**Written task**. Transcribe the records exactly from the line with "Read the values" to the end, both included.

↓↓↓

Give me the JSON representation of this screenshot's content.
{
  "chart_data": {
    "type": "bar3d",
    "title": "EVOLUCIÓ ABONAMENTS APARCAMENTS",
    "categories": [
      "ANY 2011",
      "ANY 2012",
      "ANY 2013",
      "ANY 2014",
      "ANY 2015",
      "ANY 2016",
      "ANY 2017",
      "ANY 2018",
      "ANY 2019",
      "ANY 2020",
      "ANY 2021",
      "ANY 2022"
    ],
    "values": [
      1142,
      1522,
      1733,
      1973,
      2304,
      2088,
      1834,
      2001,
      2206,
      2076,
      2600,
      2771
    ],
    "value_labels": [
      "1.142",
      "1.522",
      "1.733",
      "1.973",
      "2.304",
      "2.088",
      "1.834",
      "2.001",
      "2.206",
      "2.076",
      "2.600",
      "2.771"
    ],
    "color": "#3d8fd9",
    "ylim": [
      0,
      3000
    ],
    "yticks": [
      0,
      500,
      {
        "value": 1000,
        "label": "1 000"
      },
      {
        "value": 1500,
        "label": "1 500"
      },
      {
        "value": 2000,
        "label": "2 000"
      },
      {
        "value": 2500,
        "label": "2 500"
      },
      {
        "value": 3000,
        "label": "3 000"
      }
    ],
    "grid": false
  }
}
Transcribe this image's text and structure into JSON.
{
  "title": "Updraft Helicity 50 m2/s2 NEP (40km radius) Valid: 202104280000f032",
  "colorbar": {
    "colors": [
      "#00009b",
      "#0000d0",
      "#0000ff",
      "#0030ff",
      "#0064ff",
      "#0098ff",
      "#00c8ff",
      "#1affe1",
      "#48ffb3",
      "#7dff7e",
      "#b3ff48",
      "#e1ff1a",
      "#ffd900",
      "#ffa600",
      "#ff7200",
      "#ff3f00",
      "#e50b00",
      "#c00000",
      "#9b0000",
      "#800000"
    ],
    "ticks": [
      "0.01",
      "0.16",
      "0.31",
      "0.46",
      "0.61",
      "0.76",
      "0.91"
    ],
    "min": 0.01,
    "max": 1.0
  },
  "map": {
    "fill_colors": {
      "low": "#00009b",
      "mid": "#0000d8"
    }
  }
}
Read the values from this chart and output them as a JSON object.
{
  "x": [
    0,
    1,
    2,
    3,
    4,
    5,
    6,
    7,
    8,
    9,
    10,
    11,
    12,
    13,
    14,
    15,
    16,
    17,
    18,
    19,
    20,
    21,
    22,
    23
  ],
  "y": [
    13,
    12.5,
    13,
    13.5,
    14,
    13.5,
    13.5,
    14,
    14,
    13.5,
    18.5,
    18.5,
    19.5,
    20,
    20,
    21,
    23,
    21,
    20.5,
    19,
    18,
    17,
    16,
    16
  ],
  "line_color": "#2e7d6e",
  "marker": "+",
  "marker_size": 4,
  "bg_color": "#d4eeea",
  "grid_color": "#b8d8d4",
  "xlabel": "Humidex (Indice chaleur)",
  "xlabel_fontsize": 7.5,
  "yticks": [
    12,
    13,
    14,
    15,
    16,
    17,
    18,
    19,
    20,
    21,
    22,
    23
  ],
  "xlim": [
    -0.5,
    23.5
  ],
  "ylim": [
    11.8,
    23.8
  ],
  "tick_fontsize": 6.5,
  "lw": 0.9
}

↑↑↑

**Response**.
Read the values from this chart and output them as a JSON object.
{
  "x": [
    0,
    1,
    2,
    3,
    4,
    5,
    6,
    7,
    8,
    9,
    10,
    11,
    12,
    13,
    14,
    15,
    16,
    17,
    18,
    19,
    20,
    21,
    22,
    23
  ],
  "y": [
    13,
    12.5,
    13,
    13.5,
    14,
    13.5,
    13.5,
    14,
    14,
    13.5,
    18.5,
    18.5,
    19.5,
    20,
    20,
    21,
    23,
    21,
    20.5,
    19,
    18,
    17,
    16,
    16
  ],
  "line_color": "#2e7d6e",
  "marker": "+",
  "marker_size": 4,
  "bg_color": "#d4eeea",
  "grid_color": "#b8d8d4",
  "xlabel": "Humidex (Indice chaleur)",
  "xlabel_fontsize": 7.5,
  "yticks": [
    12,
    13,
    14,
    15,
    16,
    17,
    18,
    19,
    20,
    21,
    22,
    23
  ],
  "xlim": [
    -0.5,
    23.5
  ],
  "ylim": [
    11.8,
    23.8
  ],
  "tick_fontsize": 6.5,
  "lw": 0.9
}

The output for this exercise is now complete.